--- DATASET RECORDS ---
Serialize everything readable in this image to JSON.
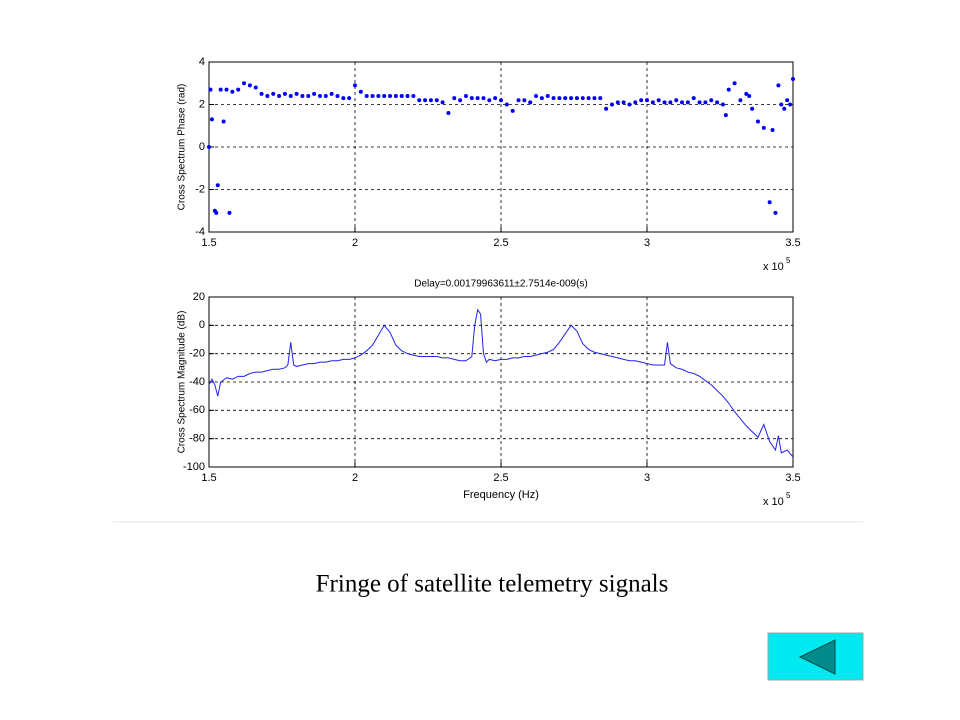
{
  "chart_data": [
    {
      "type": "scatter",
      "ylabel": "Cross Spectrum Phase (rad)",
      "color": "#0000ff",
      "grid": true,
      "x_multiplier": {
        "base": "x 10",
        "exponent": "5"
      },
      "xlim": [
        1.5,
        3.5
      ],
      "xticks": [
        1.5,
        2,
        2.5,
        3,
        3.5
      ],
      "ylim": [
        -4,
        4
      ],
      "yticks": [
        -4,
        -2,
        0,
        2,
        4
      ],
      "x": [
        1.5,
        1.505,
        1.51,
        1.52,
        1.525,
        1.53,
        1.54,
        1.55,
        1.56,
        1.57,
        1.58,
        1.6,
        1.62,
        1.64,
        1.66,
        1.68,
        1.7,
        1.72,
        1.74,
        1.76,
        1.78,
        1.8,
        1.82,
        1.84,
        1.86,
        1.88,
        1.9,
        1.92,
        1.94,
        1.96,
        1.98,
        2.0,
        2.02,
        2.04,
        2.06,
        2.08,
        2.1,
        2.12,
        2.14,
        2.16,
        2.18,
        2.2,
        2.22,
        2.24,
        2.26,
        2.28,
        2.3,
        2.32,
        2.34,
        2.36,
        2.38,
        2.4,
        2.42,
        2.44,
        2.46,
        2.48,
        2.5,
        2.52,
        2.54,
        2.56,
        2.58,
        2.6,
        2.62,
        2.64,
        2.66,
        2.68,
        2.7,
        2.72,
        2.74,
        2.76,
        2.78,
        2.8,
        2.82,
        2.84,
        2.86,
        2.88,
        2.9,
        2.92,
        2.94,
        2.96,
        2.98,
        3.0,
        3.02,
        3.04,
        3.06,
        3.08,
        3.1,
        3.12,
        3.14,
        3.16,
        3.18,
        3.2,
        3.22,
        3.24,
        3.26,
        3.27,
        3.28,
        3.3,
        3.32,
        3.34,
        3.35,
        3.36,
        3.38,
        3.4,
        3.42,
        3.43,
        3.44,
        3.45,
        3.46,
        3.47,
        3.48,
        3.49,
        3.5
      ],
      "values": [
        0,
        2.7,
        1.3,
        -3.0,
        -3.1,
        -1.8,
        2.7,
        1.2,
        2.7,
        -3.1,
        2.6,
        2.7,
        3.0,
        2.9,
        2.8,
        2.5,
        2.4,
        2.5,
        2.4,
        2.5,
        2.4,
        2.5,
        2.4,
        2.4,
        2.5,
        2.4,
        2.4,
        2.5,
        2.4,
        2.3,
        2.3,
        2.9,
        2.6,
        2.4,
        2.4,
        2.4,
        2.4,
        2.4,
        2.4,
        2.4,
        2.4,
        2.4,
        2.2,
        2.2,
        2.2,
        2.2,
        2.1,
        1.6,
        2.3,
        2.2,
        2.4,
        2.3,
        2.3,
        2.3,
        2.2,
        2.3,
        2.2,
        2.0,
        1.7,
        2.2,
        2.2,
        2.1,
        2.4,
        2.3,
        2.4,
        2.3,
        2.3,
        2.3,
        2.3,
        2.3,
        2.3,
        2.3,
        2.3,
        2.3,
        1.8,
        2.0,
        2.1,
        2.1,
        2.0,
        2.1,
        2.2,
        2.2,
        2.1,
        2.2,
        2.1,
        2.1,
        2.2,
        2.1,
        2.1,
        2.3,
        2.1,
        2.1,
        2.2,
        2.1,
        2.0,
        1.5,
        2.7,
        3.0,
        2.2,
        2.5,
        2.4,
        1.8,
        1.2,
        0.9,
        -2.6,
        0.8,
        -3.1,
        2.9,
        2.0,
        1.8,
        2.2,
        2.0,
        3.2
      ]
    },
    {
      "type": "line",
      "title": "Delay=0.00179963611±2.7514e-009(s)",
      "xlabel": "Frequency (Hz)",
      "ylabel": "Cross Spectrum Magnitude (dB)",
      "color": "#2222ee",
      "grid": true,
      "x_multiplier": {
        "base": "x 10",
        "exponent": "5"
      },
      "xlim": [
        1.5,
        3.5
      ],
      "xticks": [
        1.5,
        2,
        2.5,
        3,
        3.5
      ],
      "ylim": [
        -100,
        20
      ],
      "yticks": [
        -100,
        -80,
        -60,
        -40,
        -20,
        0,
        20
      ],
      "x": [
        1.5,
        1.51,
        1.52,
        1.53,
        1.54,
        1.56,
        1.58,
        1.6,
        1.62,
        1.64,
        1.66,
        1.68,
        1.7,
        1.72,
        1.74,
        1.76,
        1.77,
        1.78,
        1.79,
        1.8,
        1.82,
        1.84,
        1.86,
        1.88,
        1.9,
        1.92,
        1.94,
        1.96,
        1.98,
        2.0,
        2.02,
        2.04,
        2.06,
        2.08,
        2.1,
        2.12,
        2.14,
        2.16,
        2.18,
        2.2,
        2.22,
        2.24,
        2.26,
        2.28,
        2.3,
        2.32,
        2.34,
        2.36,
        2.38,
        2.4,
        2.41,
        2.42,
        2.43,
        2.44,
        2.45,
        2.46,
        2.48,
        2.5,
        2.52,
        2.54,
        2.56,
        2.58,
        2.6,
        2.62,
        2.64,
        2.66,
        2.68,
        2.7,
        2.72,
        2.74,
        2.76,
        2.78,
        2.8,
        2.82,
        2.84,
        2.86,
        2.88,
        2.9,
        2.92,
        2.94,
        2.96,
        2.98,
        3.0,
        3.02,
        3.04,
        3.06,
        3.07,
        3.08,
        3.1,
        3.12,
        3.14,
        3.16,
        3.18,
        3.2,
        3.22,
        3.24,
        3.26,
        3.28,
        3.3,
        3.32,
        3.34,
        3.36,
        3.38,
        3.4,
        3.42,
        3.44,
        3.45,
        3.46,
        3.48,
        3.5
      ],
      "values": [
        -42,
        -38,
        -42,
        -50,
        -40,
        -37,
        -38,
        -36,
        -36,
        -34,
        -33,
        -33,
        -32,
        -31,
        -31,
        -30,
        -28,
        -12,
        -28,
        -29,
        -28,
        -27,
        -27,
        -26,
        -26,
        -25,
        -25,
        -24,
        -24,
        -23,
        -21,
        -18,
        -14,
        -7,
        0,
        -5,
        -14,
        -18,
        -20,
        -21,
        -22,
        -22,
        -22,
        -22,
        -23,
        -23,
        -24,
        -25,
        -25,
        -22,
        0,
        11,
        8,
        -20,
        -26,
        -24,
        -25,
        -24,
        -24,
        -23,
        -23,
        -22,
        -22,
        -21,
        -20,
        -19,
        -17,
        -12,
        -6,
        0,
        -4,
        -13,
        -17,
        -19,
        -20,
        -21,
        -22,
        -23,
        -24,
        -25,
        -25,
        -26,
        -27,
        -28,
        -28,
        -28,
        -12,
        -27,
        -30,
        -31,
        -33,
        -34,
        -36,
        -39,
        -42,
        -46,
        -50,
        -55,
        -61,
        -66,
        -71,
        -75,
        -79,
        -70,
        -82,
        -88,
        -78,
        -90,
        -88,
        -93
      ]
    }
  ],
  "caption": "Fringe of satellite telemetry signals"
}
---
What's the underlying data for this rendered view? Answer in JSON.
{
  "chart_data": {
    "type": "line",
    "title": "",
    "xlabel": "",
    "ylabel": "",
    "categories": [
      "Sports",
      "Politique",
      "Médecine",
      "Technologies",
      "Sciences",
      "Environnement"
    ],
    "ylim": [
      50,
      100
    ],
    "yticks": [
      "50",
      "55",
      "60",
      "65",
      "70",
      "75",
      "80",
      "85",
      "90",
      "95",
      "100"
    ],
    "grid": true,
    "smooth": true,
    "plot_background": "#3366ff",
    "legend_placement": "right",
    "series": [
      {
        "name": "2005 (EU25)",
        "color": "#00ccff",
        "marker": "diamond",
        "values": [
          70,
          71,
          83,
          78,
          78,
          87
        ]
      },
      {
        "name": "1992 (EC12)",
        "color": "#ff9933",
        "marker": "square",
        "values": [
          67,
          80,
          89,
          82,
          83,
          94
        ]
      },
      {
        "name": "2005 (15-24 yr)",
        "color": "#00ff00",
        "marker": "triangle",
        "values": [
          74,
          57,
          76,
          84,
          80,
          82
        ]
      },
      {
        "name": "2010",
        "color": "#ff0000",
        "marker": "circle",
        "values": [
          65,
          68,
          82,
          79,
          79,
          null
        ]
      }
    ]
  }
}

--- TASK ---
Find every line in the records above that holds the word "name", and copy each one.

--- COMPLETED EXERCISE ---
        "name": "2005 (EU25)",
        "name": "1992 (EC12)",
        "name": "2005 (15-24 yr)",
        "name": "2010",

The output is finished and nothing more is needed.